Short exercise :: Print each of the following rows again, unchanged and in the same order.

Records supplied ::

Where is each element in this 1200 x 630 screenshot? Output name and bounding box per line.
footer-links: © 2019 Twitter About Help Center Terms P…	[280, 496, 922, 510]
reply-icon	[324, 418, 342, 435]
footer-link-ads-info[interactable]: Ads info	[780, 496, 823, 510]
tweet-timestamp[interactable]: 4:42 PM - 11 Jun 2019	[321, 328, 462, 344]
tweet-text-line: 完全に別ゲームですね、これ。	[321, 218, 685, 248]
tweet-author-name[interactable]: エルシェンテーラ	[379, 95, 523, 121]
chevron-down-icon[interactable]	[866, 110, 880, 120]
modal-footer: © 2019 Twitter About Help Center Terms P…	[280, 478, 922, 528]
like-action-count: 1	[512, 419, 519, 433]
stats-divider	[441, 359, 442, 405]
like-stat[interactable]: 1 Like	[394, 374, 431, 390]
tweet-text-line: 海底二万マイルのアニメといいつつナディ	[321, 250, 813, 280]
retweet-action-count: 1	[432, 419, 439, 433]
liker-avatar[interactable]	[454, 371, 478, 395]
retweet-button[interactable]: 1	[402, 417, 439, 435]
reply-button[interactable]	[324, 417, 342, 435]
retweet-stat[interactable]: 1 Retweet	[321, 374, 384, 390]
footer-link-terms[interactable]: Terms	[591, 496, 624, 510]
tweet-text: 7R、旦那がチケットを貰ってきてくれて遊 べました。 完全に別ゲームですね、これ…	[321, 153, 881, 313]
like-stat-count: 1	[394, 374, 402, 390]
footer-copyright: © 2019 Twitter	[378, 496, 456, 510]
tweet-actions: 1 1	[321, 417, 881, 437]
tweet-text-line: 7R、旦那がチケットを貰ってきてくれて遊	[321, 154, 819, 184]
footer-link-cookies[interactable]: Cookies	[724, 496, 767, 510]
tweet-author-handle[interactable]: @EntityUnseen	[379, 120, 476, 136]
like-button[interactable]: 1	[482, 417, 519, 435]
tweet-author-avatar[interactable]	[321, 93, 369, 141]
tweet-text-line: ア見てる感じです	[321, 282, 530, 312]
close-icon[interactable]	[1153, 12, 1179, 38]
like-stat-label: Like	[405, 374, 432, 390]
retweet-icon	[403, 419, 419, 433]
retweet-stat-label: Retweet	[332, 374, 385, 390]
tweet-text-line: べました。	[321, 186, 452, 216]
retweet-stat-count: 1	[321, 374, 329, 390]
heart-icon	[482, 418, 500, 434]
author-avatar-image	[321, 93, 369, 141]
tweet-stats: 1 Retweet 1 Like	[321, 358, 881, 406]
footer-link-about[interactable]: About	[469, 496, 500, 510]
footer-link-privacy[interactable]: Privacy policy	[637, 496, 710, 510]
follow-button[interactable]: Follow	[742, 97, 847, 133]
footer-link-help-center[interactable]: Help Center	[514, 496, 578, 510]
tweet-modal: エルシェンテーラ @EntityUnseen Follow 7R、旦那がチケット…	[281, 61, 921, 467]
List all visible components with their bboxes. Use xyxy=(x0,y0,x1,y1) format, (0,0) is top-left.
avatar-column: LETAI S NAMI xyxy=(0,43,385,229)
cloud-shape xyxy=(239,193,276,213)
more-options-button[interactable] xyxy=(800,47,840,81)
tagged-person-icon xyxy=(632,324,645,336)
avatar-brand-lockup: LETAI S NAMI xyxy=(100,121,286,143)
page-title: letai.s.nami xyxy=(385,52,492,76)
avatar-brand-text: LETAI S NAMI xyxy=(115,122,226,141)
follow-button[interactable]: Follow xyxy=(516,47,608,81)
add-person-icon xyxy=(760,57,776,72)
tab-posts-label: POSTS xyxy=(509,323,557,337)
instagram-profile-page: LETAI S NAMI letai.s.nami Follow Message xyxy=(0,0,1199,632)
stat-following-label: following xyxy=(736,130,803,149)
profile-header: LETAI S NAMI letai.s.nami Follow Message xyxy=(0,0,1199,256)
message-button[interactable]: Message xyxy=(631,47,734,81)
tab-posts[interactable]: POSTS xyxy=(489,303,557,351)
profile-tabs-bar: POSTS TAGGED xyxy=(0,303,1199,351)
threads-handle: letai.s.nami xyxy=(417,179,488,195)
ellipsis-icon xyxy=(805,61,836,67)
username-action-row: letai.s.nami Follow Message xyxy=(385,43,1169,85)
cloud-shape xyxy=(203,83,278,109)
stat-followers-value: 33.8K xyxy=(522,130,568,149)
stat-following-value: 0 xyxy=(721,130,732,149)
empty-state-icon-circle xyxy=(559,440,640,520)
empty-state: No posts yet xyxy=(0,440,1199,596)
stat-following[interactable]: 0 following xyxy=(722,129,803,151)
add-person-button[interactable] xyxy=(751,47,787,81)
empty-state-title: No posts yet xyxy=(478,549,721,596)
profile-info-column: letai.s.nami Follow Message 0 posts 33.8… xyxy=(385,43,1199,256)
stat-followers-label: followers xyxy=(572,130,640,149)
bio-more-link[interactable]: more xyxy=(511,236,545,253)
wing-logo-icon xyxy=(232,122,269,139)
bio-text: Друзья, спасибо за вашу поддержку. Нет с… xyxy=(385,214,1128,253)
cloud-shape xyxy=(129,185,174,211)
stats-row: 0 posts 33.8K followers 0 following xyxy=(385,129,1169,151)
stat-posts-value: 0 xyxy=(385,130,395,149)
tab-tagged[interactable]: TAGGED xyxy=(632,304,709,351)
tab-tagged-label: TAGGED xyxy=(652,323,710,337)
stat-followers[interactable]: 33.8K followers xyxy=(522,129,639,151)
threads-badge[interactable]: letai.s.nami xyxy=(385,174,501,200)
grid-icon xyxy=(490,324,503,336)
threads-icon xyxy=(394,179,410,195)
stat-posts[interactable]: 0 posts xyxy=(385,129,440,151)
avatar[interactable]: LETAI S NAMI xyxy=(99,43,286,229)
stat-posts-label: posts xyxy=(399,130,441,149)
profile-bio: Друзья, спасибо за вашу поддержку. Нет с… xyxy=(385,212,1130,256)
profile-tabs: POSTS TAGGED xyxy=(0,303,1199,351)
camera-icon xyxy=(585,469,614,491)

Answer to this task ::
Where is each element in this 1200 x 630 screenshot? Output name and bounding box per line.
footer-links: © 2019 Twitter About Help Center Terms P…	[280, 496, 922, 510]
reply-icon	[324, 418, 342, 435]
footer-link-ads-info[interactable]: Ads info	[780, 496, 823, 510]
tweet-timestamp[interactable]: 4:42 PM - 11 Jun 2019	[321, 328, 462, 344]
tweet-text-line: 完全に別ゲームですね、これ。	[321, 218, 685, 248]
tweet-author-name[interactable]: エルシェンテーラ	[379, 95, 523, 121]
chevron-down-icon[interactable]	[866, 110, 880, 120]
modal-footer: © 2019 Twitter About Help Center Terms P…	[280, 478, 922, 528]
like-action-count: 1	[512, 419, 519, 433]
stats-divider	[441, 359, 442, 405]
like-stat[interactable]: 1 Like	[394, 374, 431, 390]
tweet-text-line: 海底二万マイルのアニメといいつつナディ	[321, 250, 813, 280]
retweet-action-count: 1	[432, 419, 439, 433]
liker-avatar[interactable]	[454, 371, 478, 395]
retweet-button[interactable]: 1	[402, 417, 439, 435]
reply-button[interactable]	[324, 417, 342, 435]
retweet-stat[interactable]: 1 Retweet	[321, 374, 384, 390]
footer-link-terms[interactable]: Terms	[591, 496, 624, 510]
tweet-text: 7R、旦那がチケットを貰ってきてくれて遊 べました。 完全に別ゲームですね、これ…	[321, 153, 881, 313]
like-stat-count: 1	[394, 374, 402, 390]
footer-copyright: © 2019 Twitter	[378, 496, 456, 510]
tweet-actions: 1 1	[321, 417, 881, 437]
tweet-text-line: 7R、旦那がチケットを貰ってきてくれて遊	[321, 154, 819, 184]
footer-link-cookies[interactable]: Cookies	[724, 496, 767, 510]
tweet-author-handle[interactable]: @EntityUnseen	[379, 120, 476, 136]
like-button[interactable]: 1	[482, 417, 519, 435]
tweet-author-avatar[interactable]	[321, 93, 369, 141]
tweet-text-line: ア見てる感じです	[321, 282, 530, 312]
close-icon[interactable]	[1153, 12, 1179, 38]
like-stat-label: Like	[405, 374, 432, 390]
retweet-icon	[403, 419, 419, 433]
retweet-stat-label: Retweet	[332, 374, 385, 390]
tweet-text-line: べました。	[321, 186, 452, 216]
retweet-stat-count: 1	[321, 374, 329, 390]
heart-icon	[482, 418, 500, 434]
author-avatar-image	[321, 93, 369, 141]
tweet-stats: 1 Retweet 1 Like	[321, 358, 881, 406]
footer-link-about[interactable]: About	[469, 496, 500, 510]
footer-link-privacy[interactable]: Privacy policy	[637, 496, 710, 510]
follow-button[interactable]: Follow	[742, 97, 847, 133]
footer-link-help-center[interactable]: Help Center	[514, 496, 578, 510]
tweet-modal: エルシェンテーラ @EntityUnseen Follow 7R、旦那がチケット…	[281, 61, 921, 467]
List all visible components with their bboxes. Use xyxy=(x0,y0,x1,y1) format, (0,0) is top-left.
avatar-column: LETAI S NAMI xyxy=(0,43,385,229)
cloud-shape xyxy=(239,193,276,213)
more-options-button[interactable] xyxy=(800,47,840,81)
tagged-person-icon xyxy=(632,324,645,336)
avatar-brand-lockup: LETAI S NAMI xyxy=(100,121,286,143)
page-title: letai.s.nami xyxy=(385,52,492,76)
avatar-brand-text: LETAI S NAMI xyxy=(115,122,226,141)
follow-button[interactable]: Follow xyxy=(516,47,608,81)
add-person-icon xyxy=(760,57,776,72)
tab-posts-label: POSTS xyxy=(509,323,557,337)
instagram-profile-page: LETAI S NAMI letai.s.nami Follow Message xyxy=(0,0,1199,632)
stat-following-label: following xyxy=(736,130,803,149)
profile-header: LETAI S NAMI letai.s.nami Follow Message xyxy=(0,0,1199,256)
message-button[interactable]: Message xyxy=(631,47,734,81)
tab-posts[interactable]: POSTS xyxy=(489,303,557,351)
profile-tabs-bar: POSTS TAGGED xyxy=(0,303,1199,351)
threads-handle: letai.s.nami xyxy=(417,179,488,195)
ellipsis-icon xyxy=(805,61,836,67)
username-action-row: letai.s.nami Follow Message xyxy=(385,43,1169,85)
cloud-shape xyxy=(203,83,278,109)
stat-followers-value: 33.8K xyxy=(522,130,568,149)
stat-following-value: 0 xyxy=(721,130,732,149)
empty-state-icon-circle xyxy=(559,440,640,520)
empty-state: No posts yet xyxy=(0,440,1199,596)
stat-following[interactable]: 0 following xyxy=(722,129,803,151)
add-person-button[interactable] xyxy=(751,47,787,81)
empty-state-title: No posts yet xyxy=(478,549,721,596)
profile-info-column: letai.s.nami Follow Message 0 posts 33.8… xyxy=(385,43,1199,256)
stat-followers-label: followers xyxy=(572,130,640,149)
bio-more-link[interactable]: more xyxy=(511,236,545,253)
wing-logo-icon xyxy=(232,122,269,139)
bio-text: Друзья, спасибо за вашу поддержку. Нет с… xyxy=(385,214,1128,253)
cloud-shape xyxy=(129,185,174,211)
stats-row: 0 posts 33.8K followers 0 following xyxy=(385,129,1169,151)
stat-posts-value: 0 xyxy=(385,130,395,149)
tab-tagged[interactable]: TAGGED xyxy=(632,304,709,351)
tab-tagged-label: TAGGED xyxy=(652,323,710,337)
stat-followers[interactable]: 33.8K followers xyxy=(522,129,639,151)
threads-badge[interactable]: letai.s.nami xyxy=(385,174,501,200)
grid-icon xyxy=(490,324,503,336)
threads-icon xyxy=(394,179,410,195)
stat-posts[interactable]: 0 posts xyxy=(385,129,440,151)
avatar[interactable]: LETAI S NAMI xyxy=(99,43,286,229)
stat-posts-label: posts xyxy=(399,130,441,149)
profile-bio: Друзья, спасибо за вашу поддержку. Нет с… xyxy=(385,212,1130,256)
profile-tabs: POSTS TAGGED xyxy=(0,303,1199,351)
camera-icon xyxy=(585,469,614,491)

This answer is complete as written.